[What the task requires] Write out the entire listing below exactly, with the pictures left out.

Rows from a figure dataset

╭──

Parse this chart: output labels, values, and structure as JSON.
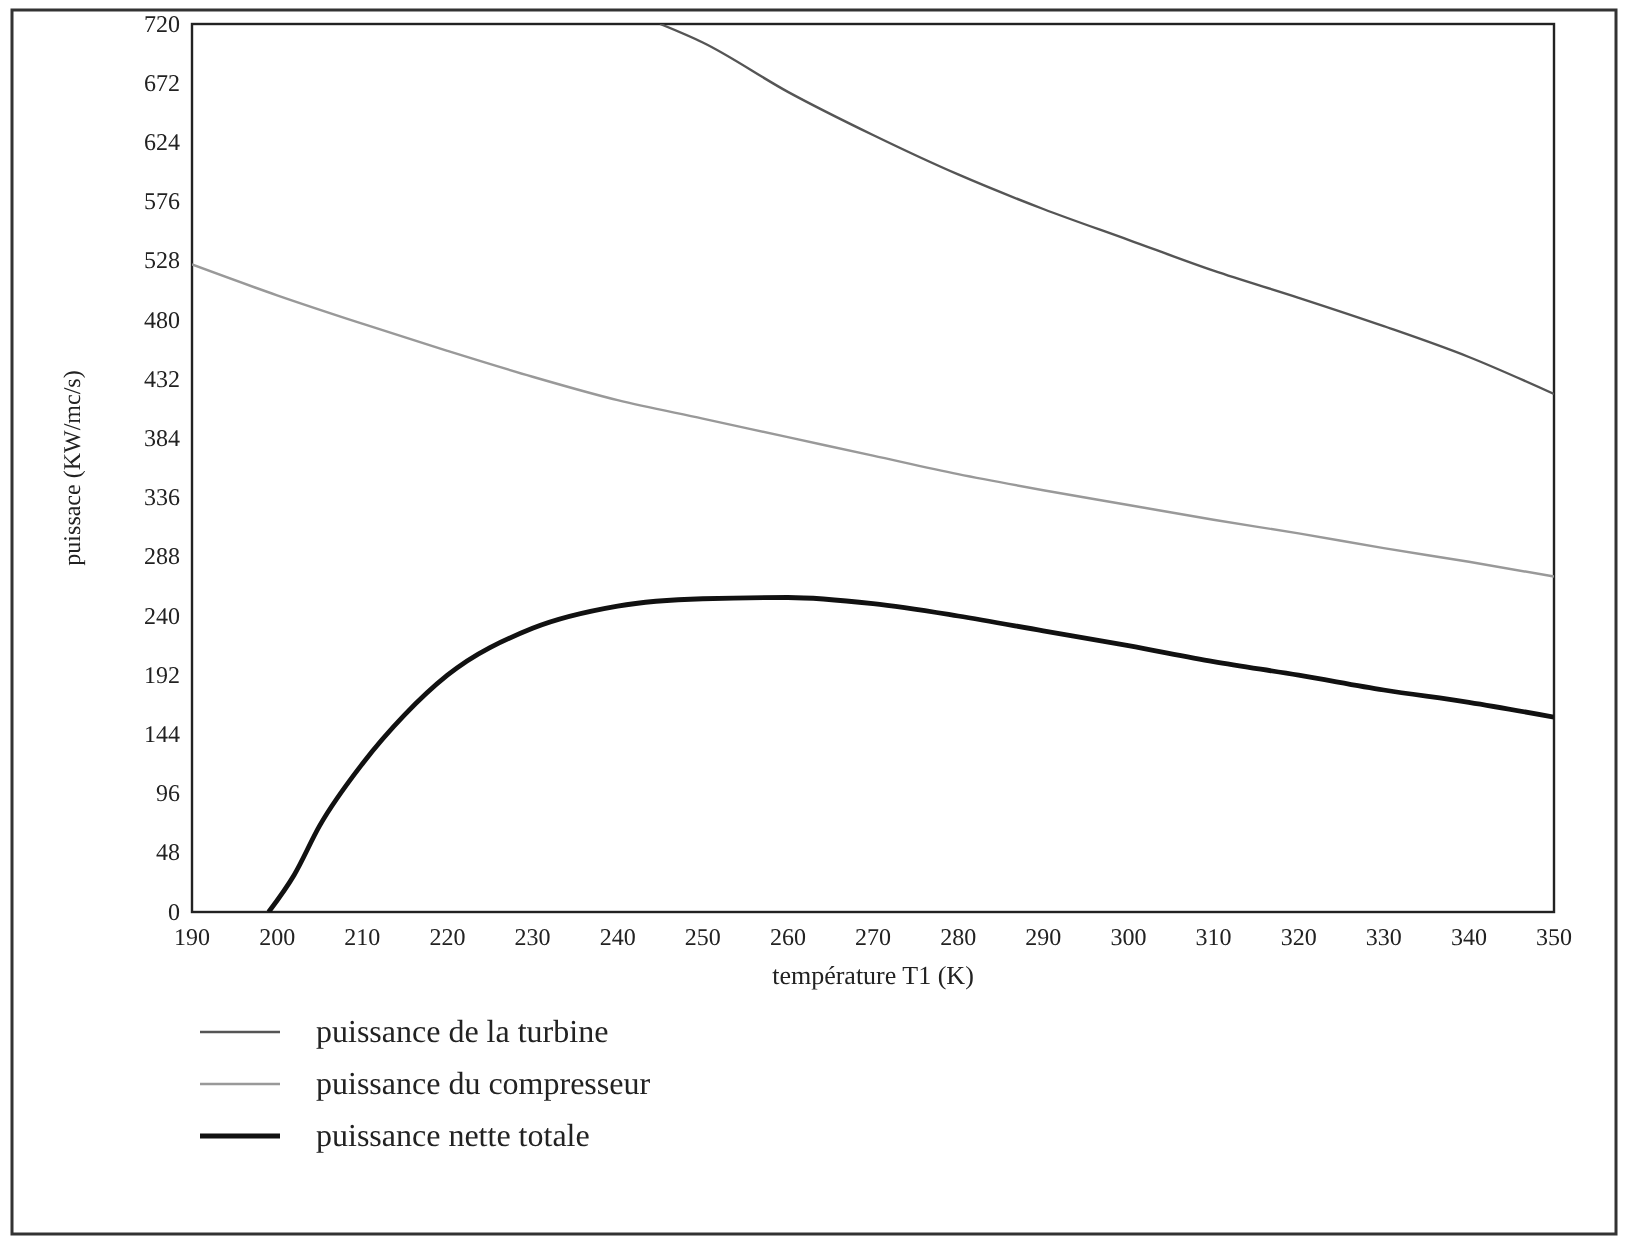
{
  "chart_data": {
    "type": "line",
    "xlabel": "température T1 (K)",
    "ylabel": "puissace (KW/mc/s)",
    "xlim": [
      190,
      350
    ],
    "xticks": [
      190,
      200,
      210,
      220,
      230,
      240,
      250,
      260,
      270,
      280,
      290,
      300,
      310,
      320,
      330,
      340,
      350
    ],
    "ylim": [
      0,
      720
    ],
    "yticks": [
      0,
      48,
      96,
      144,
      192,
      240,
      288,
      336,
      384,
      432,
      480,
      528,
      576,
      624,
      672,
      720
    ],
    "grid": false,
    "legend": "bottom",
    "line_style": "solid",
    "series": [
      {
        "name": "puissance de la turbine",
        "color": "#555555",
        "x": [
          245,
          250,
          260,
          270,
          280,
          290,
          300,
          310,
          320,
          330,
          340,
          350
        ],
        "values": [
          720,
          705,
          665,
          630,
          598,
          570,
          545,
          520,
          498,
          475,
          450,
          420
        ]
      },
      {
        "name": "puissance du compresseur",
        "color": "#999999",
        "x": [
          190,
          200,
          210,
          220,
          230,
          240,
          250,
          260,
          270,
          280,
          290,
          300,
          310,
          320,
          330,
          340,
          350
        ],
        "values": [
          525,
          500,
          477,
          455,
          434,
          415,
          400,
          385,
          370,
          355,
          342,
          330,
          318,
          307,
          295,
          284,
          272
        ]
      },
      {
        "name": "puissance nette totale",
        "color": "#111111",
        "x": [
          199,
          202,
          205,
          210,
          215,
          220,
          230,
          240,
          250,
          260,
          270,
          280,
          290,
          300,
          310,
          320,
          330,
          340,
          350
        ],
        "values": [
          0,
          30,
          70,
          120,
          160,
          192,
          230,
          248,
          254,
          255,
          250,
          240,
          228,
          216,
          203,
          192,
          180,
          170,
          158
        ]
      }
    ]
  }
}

╰──

[Written solution]
Parse this chart: output labels, values, and structure as JSON.
{
  "chart_data": {
    "type": "line",
    "xlabel": "température T1 (K)",
    "ylabel": "puissace (KW/mc/s)",
    "xlim": [
      190,
      350
    ],
    "xticks": [
      190,
      200,
      210,
      220,
      230,
      240,
      250,
      260,
      270,
      280,
      290,
      300,
      310,
      320,
      330,
      340,
      350
    ],
    "ylim": [
      0,
      720
    ],
    "yticks": [
      0,
      48,
      96,
      144,
      192,
      240,
      288,
      336,
      384,
      432,
      480,
      528,
      576,
      624,
      672,
      720
    ],
    "grid": false,
    "legend": "bottom",
    "line_style": "solid",
    "series": [
      {
        "name": "puissance de la turbine",
        "color": "#555555",
        "x": [
          245,
          250,
          260,
          270,
          280,
          290,
          300,
          310,
          320,
          330,
          340,
          350
        ],
        "values": [
          720,
          705,
          665,
          630,
          598,
          570,
          545,
          520,
          498,
          475,
          450,
          420
        ]
      },
      {
        "name": "puissance du compresseur",
        "color": "#999999",
        "x": [
          190,
          200,
          210,
          220,
          230,
          240,
          250,
          260,
          270,
          280,
          290,
          300,
          310,
          320,
          330,
          340,
          350
        ],
        "values": [
          525,
          500,
          477,
          455,
          434,
          415,
          400,
          385,
          370,
          355,
          342,
          330,
          318,
          307,
          295,
          284,
          272
        ]
      },
      {
        "name": "puissance nette totale",
        "color": "#111111",
        "x": [
          199,
          202,
          205,
          210,
          215,
          220,
          230,
          240,
          250,
          260,
          270,
          280,
          290,
          300,
          310,
          320,
          330,
          340,
          350
        ],
        "values": [
          0,
          30,
          70,
          120,
          160,
          192,
          230,
          248,
          254,
          255,
          250,
          240,
          228,
          216,
          203,
          192,
          180,
          170,
          158
        ]
      }
    ]
  }
}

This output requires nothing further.